## Begin Data shown
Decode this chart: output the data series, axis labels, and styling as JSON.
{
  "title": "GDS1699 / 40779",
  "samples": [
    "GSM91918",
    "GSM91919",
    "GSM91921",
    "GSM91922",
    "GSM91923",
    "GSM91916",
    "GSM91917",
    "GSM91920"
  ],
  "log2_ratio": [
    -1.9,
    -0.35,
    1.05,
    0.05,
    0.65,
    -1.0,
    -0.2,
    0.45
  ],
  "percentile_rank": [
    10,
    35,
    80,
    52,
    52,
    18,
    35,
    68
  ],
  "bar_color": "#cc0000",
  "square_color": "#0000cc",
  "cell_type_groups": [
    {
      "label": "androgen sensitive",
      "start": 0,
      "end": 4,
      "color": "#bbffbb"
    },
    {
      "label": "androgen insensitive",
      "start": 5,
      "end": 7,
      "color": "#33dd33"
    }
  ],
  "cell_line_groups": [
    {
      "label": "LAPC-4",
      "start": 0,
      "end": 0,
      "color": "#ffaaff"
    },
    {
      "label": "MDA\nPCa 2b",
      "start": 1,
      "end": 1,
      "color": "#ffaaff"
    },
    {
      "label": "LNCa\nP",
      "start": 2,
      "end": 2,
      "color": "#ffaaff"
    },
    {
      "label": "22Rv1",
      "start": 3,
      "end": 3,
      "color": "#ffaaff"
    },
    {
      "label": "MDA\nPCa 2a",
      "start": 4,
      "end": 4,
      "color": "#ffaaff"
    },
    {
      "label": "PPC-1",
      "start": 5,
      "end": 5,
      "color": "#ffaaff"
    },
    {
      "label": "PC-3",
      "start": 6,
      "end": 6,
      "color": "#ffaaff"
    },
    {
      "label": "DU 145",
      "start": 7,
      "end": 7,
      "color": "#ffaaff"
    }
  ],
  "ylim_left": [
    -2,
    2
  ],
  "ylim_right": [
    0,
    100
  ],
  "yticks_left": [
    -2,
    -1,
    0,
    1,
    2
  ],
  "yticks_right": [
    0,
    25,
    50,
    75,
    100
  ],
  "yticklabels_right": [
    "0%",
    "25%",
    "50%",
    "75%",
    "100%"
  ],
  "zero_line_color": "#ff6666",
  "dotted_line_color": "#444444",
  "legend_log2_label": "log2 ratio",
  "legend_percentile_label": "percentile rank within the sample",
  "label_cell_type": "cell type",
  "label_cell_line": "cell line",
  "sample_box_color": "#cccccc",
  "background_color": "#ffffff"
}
## End Data shown
=== What to produce ===
Please repeat all the records above exactly as they appear.

=== Task solution ===
Decode this chart: output the data series, axis labels, and styling as JSON.
{
  "title": "GDS1699 / 40779",
  "samples": [
    "GSM91918",
    "GSM91919",
    "GSM91921",
    "GSM91922",
    "GSM91923",
    "GSM91916",
    "GSM91917",
    "GSM91920"
  ],
  "log2_ratio": [
    -1.9,
    -0.35,
    1.05,
    0.05,
    0.65,
    -1.0,
    -0.2,
    0.45
  ],
  "percentile_rank": [
    10,
    35,
    80,
    52,
    52,
    18,
    35,
    68
  ],
  "bar_color": "#cc0000",
  "square_color": "#0000cc",
  "cell_type_groups": [
    {
      "label": "androgen sensitive",
      "start": 0,
      "end": 4,
      "color": "#bbffbb"
    },
    {
      "label": "androgen insensitive",
      "start": 5,
      "end": 7,
      "color": "#33dd33"
    }
  ],
  "cell_line_groups": [
    {
      "label": "LAPC-4",
      "start": 0,
      "end": 0,
      "color": "#ffaaff"
    },
    {
      "label": "MDA\nPCa 2b",
      "start": 1,
      "end": 1,
      "color": "#ffaaff"
    },
    {
      "label": "LNCa\nP",
      "start": 2,
      "end": 2,
      "color": "#ffaaff"
    },
    {
      "label": "22Rv1",
      "start": 3,
      "end": 3,
      "color": "#ffaaff"
    },
    {
      "label": "MDA\nPCa 2a",
      "start": 4,
      "end": 4,
      "color": "#ffaaff"
    },
    {
      "label": "PPC-1",
      "start": 5,
      "end": 5,
      "color": "#ffaaff"
    },
    {
      "label": "PC-3",
      "start": 6,
      "end": 6,
      "color": "#ffaaff"
    },
    {
      "label": "DU 145",
      "start": 7,
      "end": 7,
      "color": "#ffaaff"
    }
  ],
  "ylim_left": [
    -2,
    2
  ],
  "ylim_right": [
    0,
    100
  ],
  "yticks_left": [
    -2,
    -1,
    0,
    1,
    2
  ],
  "yticks_right": [
    0,
    25,
    50,
    75,
    100
  ],
  "yticklabels_right": [
    "0%",
    "25%",
    "50%",
    "75%",
    "100%"
  ],
  "zero_line_color": "#ff6666",
  "dotted_line_color": "#444444",
  "legend_log2_label": "log2 ratio",
  "legend_percentile_label": "percentile rank within the sample",
  "label_cell_type": "cell type",
  "label_cell_line": "cell line",
  "sample_box_color": "#cccccc",
  "background_color": "#ffffff"
}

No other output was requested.